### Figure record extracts
▼

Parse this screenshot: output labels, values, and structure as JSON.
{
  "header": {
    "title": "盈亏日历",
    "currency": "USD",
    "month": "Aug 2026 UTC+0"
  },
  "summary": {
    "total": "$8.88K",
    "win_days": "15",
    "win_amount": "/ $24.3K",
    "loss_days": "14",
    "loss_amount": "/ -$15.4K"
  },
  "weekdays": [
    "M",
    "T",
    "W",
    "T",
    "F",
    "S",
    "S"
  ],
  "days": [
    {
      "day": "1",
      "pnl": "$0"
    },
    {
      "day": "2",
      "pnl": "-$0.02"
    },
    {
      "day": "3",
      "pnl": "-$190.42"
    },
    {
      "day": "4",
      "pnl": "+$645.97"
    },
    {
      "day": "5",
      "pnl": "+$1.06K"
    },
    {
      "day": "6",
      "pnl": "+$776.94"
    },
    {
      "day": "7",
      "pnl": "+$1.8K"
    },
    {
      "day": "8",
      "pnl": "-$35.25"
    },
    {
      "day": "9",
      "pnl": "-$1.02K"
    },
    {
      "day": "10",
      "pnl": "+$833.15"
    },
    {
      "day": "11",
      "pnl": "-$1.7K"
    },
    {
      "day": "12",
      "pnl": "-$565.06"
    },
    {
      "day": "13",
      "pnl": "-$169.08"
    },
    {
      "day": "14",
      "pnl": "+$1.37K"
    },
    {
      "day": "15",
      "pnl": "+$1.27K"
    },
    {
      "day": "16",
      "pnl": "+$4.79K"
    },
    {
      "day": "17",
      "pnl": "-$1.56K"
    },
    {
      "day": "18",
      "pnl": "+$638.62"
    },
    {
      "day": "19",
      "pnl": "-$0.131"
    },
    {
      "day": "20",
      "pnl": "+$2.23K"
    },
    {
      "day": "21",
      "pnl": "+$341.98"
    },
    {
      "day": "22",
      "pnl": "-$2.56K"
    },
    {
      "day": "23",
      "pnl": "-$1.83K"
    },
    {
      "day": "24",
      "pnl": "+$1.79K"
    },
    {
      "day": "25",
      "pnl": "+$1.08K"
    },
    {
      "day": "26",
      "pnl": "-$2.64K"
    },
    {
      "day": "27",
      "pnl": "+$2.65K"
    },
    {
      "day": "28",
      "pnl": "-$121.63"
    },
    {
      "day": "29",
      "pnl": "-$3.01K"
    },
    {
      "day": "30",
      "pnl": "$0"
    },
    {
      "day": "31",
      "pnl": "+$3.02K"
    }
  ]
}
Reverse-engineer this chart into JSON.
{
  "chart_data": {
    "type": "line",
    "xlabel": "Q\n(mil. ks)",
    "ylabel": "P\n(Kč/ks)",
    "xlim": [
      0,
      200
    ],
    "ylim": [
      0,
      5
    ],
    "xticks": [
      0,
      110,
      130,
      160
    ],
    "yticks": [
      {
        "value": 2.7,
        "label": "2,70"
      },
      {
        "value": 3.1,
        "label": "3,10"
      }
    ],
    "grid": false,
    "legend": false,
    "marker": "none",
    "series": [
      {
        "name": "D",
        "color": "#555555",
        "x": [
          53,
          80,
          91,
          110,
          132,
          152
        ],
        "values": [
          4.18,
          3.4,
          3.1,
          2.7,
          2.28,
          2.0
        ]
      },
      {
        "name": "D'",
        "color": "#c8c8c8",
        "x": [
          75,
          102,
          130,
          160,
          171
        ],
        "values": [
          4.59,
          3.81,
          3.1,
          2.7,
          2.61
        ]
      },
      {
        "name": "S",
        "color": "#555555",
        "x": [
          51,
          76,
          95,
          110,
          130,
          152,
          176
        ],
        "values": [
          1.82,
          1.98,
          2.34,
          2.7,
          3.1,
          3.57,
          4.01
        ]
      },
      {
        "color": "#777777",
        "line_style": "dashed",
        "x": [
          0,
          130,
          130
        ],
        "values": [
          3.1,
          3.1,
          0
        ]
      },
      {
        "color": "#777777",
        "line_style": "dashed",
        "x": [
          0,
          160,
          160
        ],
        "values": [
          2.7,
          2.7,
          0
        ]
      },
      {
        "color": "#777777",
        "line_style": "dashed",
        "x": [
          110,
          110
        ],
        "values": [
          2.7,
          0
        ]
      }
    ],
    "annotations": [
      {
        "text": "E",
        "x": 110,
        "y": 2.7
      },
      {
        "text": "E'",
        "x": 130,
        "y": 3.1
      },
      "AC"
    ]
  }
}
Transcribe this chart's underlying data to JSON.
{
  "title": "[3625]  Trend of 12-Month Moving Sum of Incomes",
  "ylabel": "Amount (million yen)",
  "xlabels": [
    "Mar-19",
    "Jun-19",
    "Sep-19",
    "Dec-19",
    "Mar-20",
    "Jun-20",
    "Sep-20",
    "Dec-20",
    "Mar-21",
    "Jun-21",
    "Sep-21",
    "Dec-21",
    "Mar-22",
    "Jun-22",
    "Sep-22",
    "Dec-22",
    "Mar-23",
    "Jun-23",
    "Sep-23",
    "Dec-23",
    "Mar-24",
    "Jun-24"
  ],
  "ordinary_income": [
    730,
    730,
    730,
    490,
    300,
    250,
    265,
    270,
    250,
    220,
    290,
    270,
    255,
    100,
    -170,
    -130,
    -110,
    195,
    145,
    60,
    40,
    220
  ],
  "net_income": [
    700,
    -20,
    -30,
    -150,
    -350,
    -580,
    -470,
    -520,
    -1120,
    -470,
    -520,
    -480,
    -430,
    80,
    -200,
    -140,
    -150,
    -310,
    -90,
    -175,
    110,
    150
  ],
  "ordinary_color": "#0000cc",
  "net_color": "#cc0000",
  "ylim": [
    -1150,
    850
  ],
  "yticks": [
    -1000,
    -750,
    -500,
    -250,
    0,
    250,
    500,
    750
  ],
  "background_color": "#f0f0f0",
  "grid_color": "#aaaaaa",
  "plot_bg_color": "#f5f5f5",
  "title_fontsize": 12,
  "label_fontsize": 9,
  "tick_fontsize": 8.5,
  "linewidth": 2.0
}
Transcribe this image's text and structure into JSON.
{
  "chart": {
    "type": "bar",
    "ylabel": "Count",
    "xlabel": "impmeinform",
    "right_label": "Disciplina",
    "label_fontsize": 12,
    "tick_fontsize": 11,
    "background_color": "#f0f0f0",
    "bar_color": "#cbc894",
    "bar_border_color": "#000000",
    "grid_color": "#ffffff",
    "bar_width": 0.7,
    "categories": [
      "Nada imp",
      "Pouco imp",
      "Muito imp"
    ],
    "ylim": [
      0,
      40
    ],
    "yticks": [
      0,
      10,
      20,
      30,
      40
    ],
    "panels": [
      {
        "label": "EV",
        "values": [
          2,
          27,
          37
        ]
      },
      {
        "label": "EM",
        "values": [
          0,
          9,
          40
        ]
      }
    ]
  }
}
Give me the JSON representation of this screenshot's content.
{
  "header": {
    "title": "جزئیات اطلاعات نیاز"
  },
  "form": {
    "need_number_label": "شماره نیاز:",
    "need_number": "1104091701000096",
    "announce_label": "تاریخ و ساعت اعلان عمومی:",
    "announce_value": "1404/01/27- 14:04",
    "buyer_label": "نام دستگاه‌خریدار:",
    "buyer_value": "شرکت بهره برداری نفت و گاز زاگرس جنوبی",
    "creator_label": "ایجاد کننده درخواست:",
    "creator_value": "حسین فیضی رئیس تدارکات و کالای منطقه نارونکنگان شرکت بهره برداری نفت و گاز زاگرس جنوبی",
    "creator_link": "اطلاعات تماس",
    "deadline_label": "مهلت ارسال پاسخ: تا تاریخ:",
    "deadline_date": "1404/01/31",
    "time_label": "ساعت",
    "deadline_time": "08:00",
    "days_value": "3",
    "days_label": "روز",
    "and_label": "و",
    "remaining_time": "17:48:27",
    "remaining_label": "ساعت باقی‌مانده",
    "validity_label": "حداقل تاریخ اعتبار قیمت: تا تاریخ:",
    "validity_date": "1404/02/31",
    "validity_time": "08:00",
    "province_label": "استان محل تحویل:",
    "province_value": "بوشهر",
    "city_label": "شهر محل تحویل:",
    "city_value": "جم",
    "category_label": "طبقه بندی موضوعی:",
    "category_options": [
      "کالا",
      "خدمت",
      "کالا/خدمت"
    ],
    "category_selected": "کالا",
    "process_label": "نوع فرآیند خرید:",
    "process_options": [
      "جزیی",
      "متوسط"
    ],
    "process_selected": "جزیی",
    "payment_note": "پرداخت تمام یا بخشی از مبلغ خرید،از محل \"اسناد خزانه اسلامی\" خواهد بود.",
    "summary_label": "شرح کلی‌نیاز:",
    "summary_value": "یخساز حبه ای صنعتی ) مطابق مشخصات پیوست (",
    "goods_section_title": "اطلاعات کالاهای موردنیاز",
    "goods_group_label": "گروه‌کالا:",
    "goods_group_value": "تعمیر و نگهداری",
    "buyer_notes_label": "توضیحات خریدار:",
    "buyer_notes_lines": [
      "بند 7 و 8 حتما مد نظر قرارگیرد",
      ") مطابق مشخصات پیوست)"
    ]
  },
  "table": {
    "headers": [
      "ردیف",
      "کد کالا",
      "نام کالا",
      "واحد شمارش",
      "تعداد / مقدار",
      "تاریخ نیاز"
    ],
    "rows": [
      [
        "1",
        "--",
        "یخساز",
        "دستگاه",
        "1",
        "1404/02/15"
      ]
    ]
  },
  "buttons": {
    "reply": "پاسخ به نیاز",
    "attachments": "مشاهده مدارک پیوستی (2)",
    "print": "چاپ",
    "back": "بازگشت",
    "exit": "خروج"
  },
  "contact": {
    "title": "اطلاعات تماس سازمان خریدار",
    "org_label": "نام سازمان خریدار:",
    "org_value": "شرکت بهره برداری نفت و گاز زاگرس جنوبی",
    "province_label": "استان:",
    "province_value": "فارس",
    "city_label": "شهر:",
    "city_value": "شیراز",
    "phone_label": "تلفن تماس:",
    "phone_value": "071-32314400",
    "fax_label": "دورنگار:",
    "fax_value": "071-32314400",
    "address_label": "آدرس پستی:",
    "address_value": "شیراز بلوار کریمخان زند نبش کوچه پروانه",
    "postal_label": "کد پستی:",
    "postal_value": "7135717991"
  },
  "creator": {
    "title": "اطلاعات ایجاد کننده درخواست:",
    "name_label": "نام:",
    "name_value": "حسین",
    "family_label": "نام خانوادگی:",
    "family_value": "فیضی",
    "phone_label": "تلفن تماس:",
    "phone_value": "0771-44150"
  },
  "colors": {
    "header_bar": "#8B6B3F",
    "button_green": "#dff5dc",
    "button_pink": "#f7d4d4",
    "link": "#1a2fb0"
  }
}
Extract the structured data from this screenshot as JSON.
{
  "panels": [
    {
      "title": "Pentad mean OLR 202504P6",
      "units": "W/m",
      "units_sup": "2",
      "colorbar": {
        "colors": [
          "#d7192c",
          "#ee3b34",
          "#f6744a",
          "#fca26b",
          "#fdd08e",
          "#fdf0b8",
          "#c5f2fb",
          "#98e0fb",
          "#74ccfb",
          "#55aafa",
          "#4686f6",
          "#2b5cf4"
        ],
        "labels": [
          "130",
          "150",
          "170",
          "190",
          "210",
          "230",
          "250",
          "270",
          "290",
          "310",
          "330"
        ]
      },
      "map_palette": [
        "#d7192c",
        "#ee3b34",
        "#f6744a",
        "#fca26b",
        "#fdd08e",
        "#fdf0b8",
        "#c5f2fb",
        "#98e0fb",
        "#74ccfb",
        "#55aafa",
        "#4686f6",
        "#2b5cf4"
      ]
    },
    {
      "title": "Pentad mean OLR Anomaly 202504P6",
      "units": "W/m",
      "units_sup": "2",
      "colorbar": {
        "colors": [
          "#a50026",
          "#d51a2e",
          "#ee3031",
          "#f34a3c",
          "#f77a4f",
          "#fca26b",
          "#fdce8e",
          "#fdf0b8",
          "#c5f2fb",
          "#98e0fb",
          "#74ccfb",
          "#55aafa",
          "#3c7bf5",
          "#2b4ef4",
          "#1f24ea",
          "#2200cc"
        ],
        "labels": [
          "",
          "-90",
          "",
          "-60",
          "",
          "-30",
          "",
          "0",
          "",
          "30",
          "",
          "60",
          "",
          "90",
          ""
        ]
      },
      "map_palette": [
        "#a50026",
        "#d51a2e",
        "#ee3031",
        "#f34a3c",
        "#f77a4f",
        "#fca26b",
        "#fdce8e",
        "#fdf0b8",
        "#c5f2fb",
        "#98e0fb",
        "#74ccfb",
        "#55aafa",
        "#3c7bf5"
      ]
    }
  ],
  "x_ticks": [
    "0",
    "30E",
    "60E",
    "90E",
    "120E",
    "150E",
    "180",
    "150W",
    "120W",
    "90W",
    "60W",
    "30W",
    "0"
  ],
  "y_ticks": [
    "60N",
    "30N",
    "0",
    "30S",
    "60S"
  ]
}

▲

### Exercise objective
Count the lines in the records above that hold the word "خریدار", and give only that number.

### Finished answer
4